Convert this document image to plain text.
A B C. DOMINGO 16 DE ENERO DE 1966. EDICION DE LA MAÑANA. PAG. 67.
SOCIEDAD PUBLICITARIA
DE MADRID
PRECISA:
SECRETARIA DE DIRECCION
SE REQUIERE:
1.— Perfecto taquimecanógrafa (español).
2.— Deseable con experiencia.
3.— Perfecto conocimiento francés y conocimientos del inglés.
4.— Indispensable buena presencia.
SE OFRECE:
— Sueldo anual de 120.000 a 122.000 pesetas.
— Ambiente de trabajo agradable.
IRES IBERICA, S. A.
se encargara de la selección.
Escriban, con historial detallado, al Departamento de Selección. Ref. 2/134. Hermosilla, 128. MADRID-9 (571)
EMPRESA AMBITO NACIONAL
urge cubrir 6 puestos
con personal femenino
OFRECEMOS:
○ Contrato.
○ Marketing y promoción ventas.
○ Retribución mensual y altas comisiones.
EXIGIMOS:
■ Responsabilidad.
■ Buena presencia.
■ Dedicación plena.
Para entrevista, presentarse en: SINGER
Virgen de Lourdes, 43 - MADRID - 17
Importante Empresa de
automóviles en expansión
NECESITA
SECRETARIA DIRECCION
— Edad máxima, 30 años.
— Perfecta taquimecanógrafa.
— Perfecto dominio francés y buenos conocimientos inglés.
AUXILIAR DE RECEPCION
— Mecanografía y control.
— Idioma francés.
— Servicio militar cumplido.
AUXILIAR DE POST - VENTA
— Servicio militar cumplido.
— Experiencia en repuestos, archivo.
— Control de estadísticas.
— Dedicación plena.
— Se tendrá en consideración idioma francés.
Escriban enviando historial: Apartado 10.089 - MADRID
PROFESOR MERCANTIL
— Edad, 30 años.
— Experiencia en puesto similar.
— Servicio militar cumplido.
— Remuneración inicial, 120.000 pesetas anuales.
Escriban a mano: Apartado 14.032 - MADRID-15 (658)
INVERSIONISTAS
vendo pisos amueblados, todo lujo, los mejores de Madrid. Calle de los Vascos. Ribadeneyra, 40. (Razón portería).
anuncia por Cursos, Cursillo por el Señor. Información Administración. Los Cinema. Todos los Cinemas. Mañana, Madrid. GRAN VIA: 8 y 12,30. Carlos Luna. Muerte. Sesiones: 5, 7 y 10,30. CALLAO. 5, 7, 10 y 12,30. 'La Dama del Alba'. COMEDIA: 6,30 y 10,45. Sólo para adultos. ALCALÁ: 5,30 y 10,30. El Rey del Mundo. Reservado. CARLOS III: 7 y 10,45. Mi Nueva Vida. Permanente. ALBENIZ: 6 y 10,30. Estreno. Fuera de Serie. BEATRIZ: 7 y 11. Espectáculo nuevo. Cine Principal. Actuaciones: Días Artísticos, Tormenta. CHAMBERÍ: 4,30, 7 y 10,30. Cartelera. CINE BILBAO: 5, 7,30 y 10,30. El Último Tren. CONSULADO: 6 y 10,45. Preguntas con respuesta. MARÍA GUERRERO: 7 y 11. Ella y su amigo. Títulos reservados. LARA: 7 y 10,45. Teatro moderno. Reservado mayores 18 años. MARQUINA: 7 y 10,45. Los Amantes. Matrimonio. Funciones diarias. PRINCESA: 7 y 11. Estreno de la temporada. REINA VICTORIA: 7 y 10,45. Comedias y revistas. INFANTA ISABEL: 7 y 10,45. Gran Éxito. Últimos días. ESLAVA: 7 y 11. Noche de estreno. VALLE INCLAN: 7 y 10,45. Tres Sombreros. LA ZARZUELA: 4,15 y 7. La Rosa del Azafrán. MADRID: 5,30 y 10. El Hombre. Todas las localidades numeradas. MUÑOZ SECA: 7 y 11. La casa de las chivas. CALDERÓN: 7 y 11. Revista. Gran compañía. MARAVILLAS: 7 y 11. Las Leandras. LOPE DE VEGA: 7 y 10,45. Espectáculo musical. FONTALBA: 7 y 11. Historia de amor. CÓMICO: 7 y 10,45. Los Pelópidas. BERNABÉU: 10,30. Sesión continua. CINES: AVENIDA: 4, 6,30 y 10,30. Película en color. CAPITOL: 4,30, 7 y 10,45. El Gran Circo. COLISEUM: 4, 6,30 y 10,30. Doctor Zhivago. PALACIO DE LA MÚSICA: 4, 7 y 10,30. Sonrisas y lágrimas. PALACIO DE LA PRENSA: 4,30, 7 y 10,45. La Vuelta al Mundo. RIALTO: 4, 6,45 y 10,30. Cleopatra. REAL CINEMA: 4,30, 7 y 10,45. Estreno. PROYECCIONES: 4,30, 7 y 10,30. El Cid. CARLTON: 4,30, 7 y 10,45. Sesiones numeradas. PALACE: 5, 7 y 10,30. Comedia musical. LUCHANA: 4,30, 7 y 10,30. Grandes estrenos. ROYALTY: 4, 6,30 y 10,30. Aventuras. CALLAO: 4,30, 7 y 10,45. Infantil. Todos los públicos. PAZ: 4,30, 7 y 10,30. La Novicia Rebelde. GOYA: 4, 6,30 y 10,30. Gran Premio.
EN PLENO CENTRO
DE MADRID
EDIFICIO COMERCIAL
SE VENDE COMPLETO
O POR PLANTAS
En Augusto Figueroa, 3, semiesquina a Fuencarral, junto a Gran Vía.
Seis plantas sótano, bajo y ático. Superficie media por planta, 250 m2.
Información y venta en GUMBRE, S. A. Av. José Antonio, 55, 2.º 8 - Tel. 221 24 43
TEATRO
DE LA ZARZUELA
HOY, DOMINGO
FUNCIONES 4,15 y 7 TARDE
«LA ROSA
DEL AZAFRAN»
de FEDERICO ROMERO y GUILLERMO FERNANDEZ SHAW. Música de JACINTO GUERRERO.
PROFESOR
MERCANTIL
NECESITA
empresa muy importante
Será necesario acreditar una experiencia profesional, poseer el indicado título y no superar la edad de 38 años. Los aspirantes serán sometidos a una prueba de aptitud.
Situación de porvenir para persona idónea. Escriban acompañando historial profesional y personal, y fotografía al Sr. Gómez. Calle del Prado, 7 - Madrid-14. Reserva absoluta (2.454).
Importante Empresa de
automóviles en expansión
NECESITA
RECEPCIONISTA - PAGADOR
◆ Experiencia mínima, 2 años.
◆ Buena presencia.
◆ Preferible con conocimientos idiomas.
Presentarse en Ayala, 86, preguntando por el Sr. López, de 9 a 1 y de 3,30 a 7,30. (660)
++++
Required work =>
Using the data above, output each line exactly.

In response =>
Convert this document image to plain text.
A B C. DOMINGO 16 DE ENERO DE 1966. EDICION DE LA MAÑANA. PAG. 67.
SOCIEDAD PUBLICITARIA
DE MADRID
PRECISA:
SECRETARIA DE DIRECCION
SE REQUIERE:
1.— Perfecto taquimecanógrafa (español).
2.— Deseable con experiencia.
3.— Perfecto conocimiento francés y conocimientos del inglés.
4.— Indispensable buena presencia.
SE OFRECE:
— Sueldo anual de 120.000 a 122.000 pesetas.
— Ambiente de trabajo agradable.
IRES IBERICA, S. A.
se encargara de la selección.
Escriban, con historial detallado, al Departamento de Selección. Ref. 2/134. Hermosilla, 128. MADRID-9 (571)
EMPRESA AMBITO NACIONAL
urge cubrir 6 puestos
con personal femenino
OFRECEMOS:
○ Contrato.
○ Marketing y promoción ventas.
○ Retribución mensual y altas comisiones.
EXIGIMOS:
■ Responsabilidad.
■ Buena presencia.
■ Dedicación plena.
Para entrevista, presentarse en: SINGER
Virgen de Lourdes, 43 - MADRID - 17
Importante Empresa de
automóviles en expansión
NECESITA
SECRETARIA DIRECCION
— Edad máxima, 30 años.
— Perfecta taquimecanógrafa.
— Perfecto dominio francés y buenos conocimientos inglés.
AUXILIAR DE RECEPCION
— Mecanografía y control.
— Idioma francés.
— Servicio militar cumplido.
AUXILIAR DE POST - VENTA
— Servicio militar cumplido.
— Experiencia en repuestos, archivo.
— Control de estadísticas.
— Dedicación plena.
— Se tendrá en consideración idioma francés.
Escriban enviando historial: Apartado 10.089 - MADRID
PROFESOR MERCANTIL
— Edad, 30 años.
— Experiencia en puesto similar.
— Servicio militar cumplido.
— Remuneración inicial, 120.000 pesetas anuales.
Escriban a mano: Apartado 14.032 - MADRID-15 (658)
INVERSIONISTAS
vendo pisos amueblados, todo lujo, los mejores de Madrid. Calle de los Vascos. Ribadeneyra, 40. (Razón portería).
anuncia por Cursos, Cursillo por el Señor. Información Administración. Los Cinema. Todos los Cinemas. Mañana, Madrid. GRAN VIA: 8 y 12,30. Carlos Luna. Muerte. Sesiones: 5, 7 y 10,30. CALLAO. 5, 7, 10 y 12,30. 'La Dama del Alba'. COMEDIA: 6,30 y 10,45. Sólo para adultos. ALCALÁ: 5,30 y 10,30. El Rey del Mundo. Reservado. CARLOS III: 7 y 10,45. Mi Nueva Vida. Permanente. ALBENIZ: 6 y 10,30. Estreno. Fuera de Serie. BEATRIZ: 7 y 11. Espectáculo nuevo. Cine Principal. Actuaciones: Días Artísticos, Tormenta. CHAMBERÍ: 4,30, 7 y 10,30. Cartelera. CINE BILBAO: 5, 7,30 y 10,30. El Último Tren. CONSULADO: 6 y 10,45. Preguntas con respuesta. MARÍA GUERRERO: 7 y 11. Ella y su amigo. Títulos reservados. LARA: 7 y 10,45. Teatro moderno. Reservado mayores 18 años. MARQUINA: 7 y 10,45. Los Amantes. Matrimonio. Funciones diarias. PRINCESA: 7 y 11. Estreno de la temporada. REINA VICTORIA: 7 y 10,45. Comedias y revistas. INFANTA ISABEL: 7 y 10,45. Gran Éxito. Últimos días. ESLAVA: 7 y 11. Noche de estreno. VALLE INCLAN: 7 y 10,45. Tres Sombreros. LA ZARZUELA: 4,15 y 7. La Rosa del Azafrán. MADRID: 5,30 y 10. El Hombre. Todas las localidades numeradas. MUÑOZ SECA: 7 y 11. La casa de las chivas. CALDERÓN: 7 y 11. Revista. Gran compañía. MARAVILLAS: 7 y 11. Las Leandras. LOPE DE VEGA: 7 y 10,45. Espectáculo musical. FONTALBA: 7 y 11. Historia de amor. CÓMICO: 7 y 10,45. Los Pelópidas. BERNABÉU: 10,30. Sesión continua. CINES: AVENIDA: 4, 6,30 y 10,30. Película en color. CAPITOL: 4,30, 7 y 10,45. El Gran Circo. COLISEUM: 4, 6,30 y 10,30. Doctor Zhivago. PALACIO DE LA MÚSICA: 4, 7 y 10,30. Sonrisas y lágrimas. PALACIO DE LA PRENSA: 4,30, 7 y 10,45. La Vuelta al Mundo. RIALTO: 4, 6,45 y 10,30. Cleopatra. REAL CINEMA: 4,30, 7 y 10,45. Estreno. PROYECCIONES: 4,30, 7 y 10,30. El Cid. CARLTON: 4,30, 7 y 10,45. Sesiones numeradas. PALACE: 5, 7 y 10,30. Comedia musical. LUCHANA: 4,30, 7 y 10,30. Grandes estrenos. ROYALTY: 4, 6,30 y 10,30. Aventuras. CALLAO: 4,30, 7 y 10,45. Infantil. Todos los públicos. PAZ: 4,30, 7 y 10,30. La Novicia Rebelde. GOYA: 4, 6,30 y 10,30. Gran Premio.
EN PLENO CENTRO
DE MADRID
EDIFICIO COMERCIAL
SE VENDE COMPLETO
O POR PLANTAS
En Augusto Figueroa, 3, semiesquina a Fuencarral, junto a Gran Vía.
Seis plantas sótano, bajo y ático. Superficie media por planta, 250 m2.
Información y venta en GUMBRE, S. A. Av. José Antonio, 55, 2.º 8 - Tel. 221 24 43
TEATRO
DE LA ZARZUELA
HOY, DOMINGO
FUNCIONES 4,15 y 7 TARDE
«LA ROSA
DEL AZAFRAN»
de FEDERICO ROMERO y GUILLERMO FERNANDEZ SHAW. Música de JACINTO GUERRERO.
PROFESOR
MERCANTIL
NECESITA
empresa muy importante
Será necesario acreditar una experiencia profesional, poseer el indicado título y no superar la edad de 38 años. Los aspirantes serán sometidos a una prueba de aptitud.
Situación de porvenir para persona idónea. Escriban acompañando historial profesional y personal, y fotografía al Sr. Gómez. Calle del Prado, 7 - Madrid-14. Reserva absoluta (2.454).
Importante Empresa de
automóviles en expansión
NECESITA
RECEPCIONISTA - PAGADOR
◆ Experiencia mínima, 2 años.
◆ Buena presencia.
◆ Preferible con conocimientos idiomas.
Presentarse en Ayala, 86, preguntando por el Sr. López, de 9 a 1 y de 3,30 a 7,30. (660)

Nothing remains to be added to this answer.